== Task brief ==
Go through the material and write it all out exactly, minus the pictures.

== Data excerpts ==
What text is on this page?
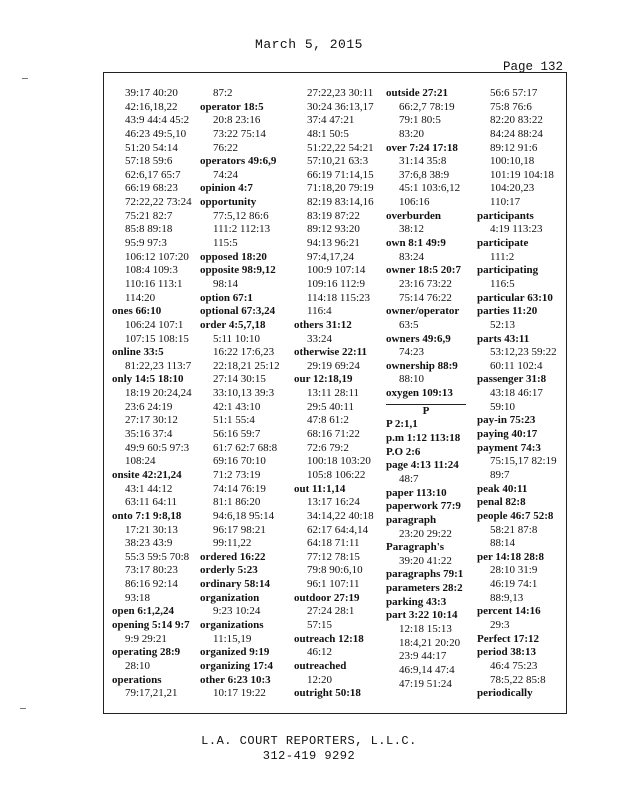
March 5, 2015
Page 132
39:17 40:20
42:16,18,22
43:9 44:4 45:2
46:23 49:5,10
51:20 54:14
57:18 59:6
62:6,17 65:7
66:19 68:23
72:22,22 73:24
75:21 82:7
85:8 89:18
95:9 97:3
106:12 107:20
108:4 109:3
110:16 113:1
114:20
ones 66:10
106:24 107:1
107:15 108:15
online 33:5
81:22,23 113:7
only 14:5 18:10
18:19 20:24,24
23:6 24:19
27:17 30:12
35:16 37:4
49:9 60:5 97:3
108:24
onsite 42:21,24
43:1 44:12
63:11 64:11
onto 7:1 9:8,18
17:21 30:13
38:23 43:9
55:3 59:5 70:8
73:17 80:23
86:16 92:14
93:18
open 6:1,2,24
opening 5:14 9:7
9:9 29:21
operating 28:9
28:10
operations
79:17,21,21
87:2
operator 18:5
20:8 23:16
73:22 75:14
76:22
operators 49:6,9
74:24
opinion 4:7
opportunity
77:5,12 86:6
111:2 112:13
115:5
opposed 18:20
opposite 98:9,12
98:14
option 67:1
optional 67:3,24
order 4:5,7,18
5:11 10:10
16:22 17:6,23
22:18,21 25:12
27:14 30:15
33:10,13 39:3
42:1 43:10
51:1 55:4
56:16 59:7
61:7 62:7 68:8
69:16 70:10
71:2 73:19
74:14 76:19
81:1 86:20
94:6,18 95:14
96:17 98:21
99:11,22
ordered 16:22
orderly 5:23
ordinary 58:14
organization
9:23 10:24
organizations
11:15,19
organized 9:19
organizing 17:4
other 6:23 10:3
10:17 19:22
27:22,23 30:11
30:24 36:13,17
37:4 47:21
48:1 50:5
51:22,22 54:21
57:10,21 63:3
66:19 71:14,15
71:18,20 79:19
82:19 83:14,16
83:19 87:22
89:12 93:20
94:13 96:21
97:4,17,24
100:9 107:14
109:16 112:9
114:18 115:23
116:4
others 31:12
33:24
otherwise 22:11
29:19 69:24
our 12:18,19
13:11 28:11
29:5 40:11
47:8 61:2
68:16 71:22
72:6 79:2
100:18 103:20
105:8 106:22
out 11:1,14
13:17 16:24
34:14,22 40:18
62:17 64:4,14
64:18 71:11
77:12 78:15
79:8 90:6,10
96:1 107:11
outdoor 27:19
27:24 28:1
57:15
outreach 12:18
46:12
outreached
12:20
outright 50:18
outside 27:21
66:2,7 78:19
79:1 80:5
83:20
over 7:24 17:18
31:14 35:8
37:6,8 38:9
45:1 103:6,12
106:16
overburden
38:12
own 8:1 49:9
83:24
owner 18:5 20:7
23:16 73:22
75:14 76:22
owner/operator
63:5
owners 49:6,9
74:23
ownership 88:9
88:10
oxygen 109:13
P
P 2:1,1
p.m 1:12 113:18
P.O 2:6
page 4:13 11:24
48:7
paper 113:10
paperwork 77:9
paragraph
23:20 29:22
Paragraph's
39:20 41:22
paragraphs 79:1
parameters 28:2
parking 43:3
part 3:22 10:14
12:18 15:13
18:4,21 20:20
23:9 44:17
46:9,14 47:4
47:19 51:24
56:6 57:17
75:8 76:6
82:20 83:22
84:24 88:24
89:12 91:6
100:10,18
101:19 104:18
104:20,23
110:17
participants
4:19 113:23
participate
111:2
participating
116:5
particular 63:10
parties 11:20
52:13
parts 43:11
53:12,23 59:22
60:11 102:4
passenger 31:8
43:18 46:17
59:10
pay-in 75:23
paying 40:17
payment 74:3
75:15,17 82:19
89:7
peak 40:11
penal 82:8
people 46:7 52:8
58:21 87:8
88:14
per 14:18 28:8
28:10 31:9
46:19 74:1
88:9,13
percent 14:16
29:3
Perfect 17:12
period 38:13
46:4 75:23
78:5,22 85:8
periodically
L.A. COURT REPORTERS, L.L.C.
312-419 9292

== Task output ==
What text is on this page?
March 5, 2015
Page 132
39:17 40:20
42:16,18,22
43:9 44:4 45:2
46:23 49:5,10
51:20 54:14
57:18 59:6
62:6,17 65:7
66:19 68:23
72:22,22 73:24
75:21 82:7
85:8 89:18
95:9 97:3
106:12 107:20
108:4 109:3
110:16 113:1
114:20
ones 66:10
106:24 107:1
107:15 108:15
online 33:5
81:22,23 113:7
only 14:5 18:10
18:19 20:24,24
23:6 24:19
27:17 30:12
35:16 37:4
49:9 60:5 97:3
108:24
onsite 42:21,24
43:1 44:12
63:11 64:11
onto 7:1 9:8,18
17:21 30:13
38:23 43:9
55:3 59:5 70:8
73:17 80:23
86:16 92:14
93:18
open 6:1,2,24
opening 5:14 9:7
9:9 29:21
operating 28:9
28:10
operations
79:17,21,21
87:2
operator 18:5
20:8 23:16
73:22 75:14
76:22
operators 49:6,9
74:24
opinion 4:7
opportunity
77:5,12 86:6
111:2 112:13
115:5
opposed 18:20
opposite 98:9,12
98:14
option 67:1
optional 67:3,24
order 4:5,7,18
5:11 10:10
16:22 17:6,23
22:18,21 25:12
27:14 30:15
33:10,13 39:3
42:1 43:10
51:1 55:4
56:16 59:7
61:7 62:7 68:8
69:16 70:10
71:2 73:19
74:14 76:19
81:1 86:20
94:6,18 95:14
96:17 98:21
99:11,22
ordered 16:22
orderly 5:23
ordinary 58:14
organization
9:23 10:24
organizations
11:15,19
organized 9:19
organizing 17:4
other 6:23 10:3
10:17 19:22
27:22,23 30:11
30:24 36:13,17
37:4 47:21
48:1 50:5
51:22,22 54:21
57:10,21 63:3
66:19 71:14,15
71:18,20 79:19
82:19 83:14,16
83:19 87:22
89:12 93:20
94:13 96:21
97:4,17,24
100:9 107:14
109:16 112:9
114:18 115:23
116:4
others 31:12
33:24
otherwise 22:11
29:19 69:24
our 12:18,19
13:11 28:11
29:5 40:11
47:8 61:2
68:16 71:22
72:6 79:2
100:18 103:20
105:8 106:22
out 11:1,14
13:17 16:24
34:14,22 40:18
62:17 64:4,14
64:18 71:11
77:12 78:15
79:8 90:6,10
96:1 107:11
outdoor 27:19
27:24 28:1
57:15
outreach 12:18
46:12
outreached
12:20
outright 50:18
outside 27:21
66:2,7 78:19
79:1 80:5
83:20
over 7:24 17:18
31:14 35:8
37:6,8 38:9
45:1 103:6,12
106:16
overburden
38:12
own 8:1 49:9
83:24
owner 18:5 20:7
23:16 73:22
75:14 76:22
owner/operator
63:5
owners 49:6,9
74:23
ownership 88:9
88:10
oxygen 109:13
P
P 2:1,1
p.m 1:12 113:18
P.O 2:6
page 4:13 11:24
48:7
paper 113:10
paperwork 77:9
paragraph
23:20 29:22
Paragraph's
39:20 41:22
paragraphs 79:1
parameters 28:2
parking 43:3
part 3:22 10:14
12:18 15:13
18:4,21 20:20
23:9 44:17
46:9,14 47:4
47:19 51:24
56:6 57:17
75:8 76:6
82:20 83:22
84:24 88:24
89:12 91:6
100:10,18
101:19 104:18
104:20,23
110:17
participants
4:19 113:23
participate
111:2
participating
116:5
particular 63:10
parties 11:20
52:13
parts 43:11
53:12,23 59:22
60:11 102:4
passenger 31:8
43:18 46:17
59:10
pay-in 75:23
paying 40:17
payment 74:3
75:15,17 82:19
89:7
peak 40:11
penal 82:8
people 46:7 52:8
58:21 87:8
88:14
per 14:18 28:8
28:10 31:9
46:19 74:1
88:9,13
percent 14:16
29:3
Perfect 17:12
period 38:13
46:4 75:23
78:5,22 85:8
periodically
L.A. COURT REPORTERS, L.L.C.
312-419 9292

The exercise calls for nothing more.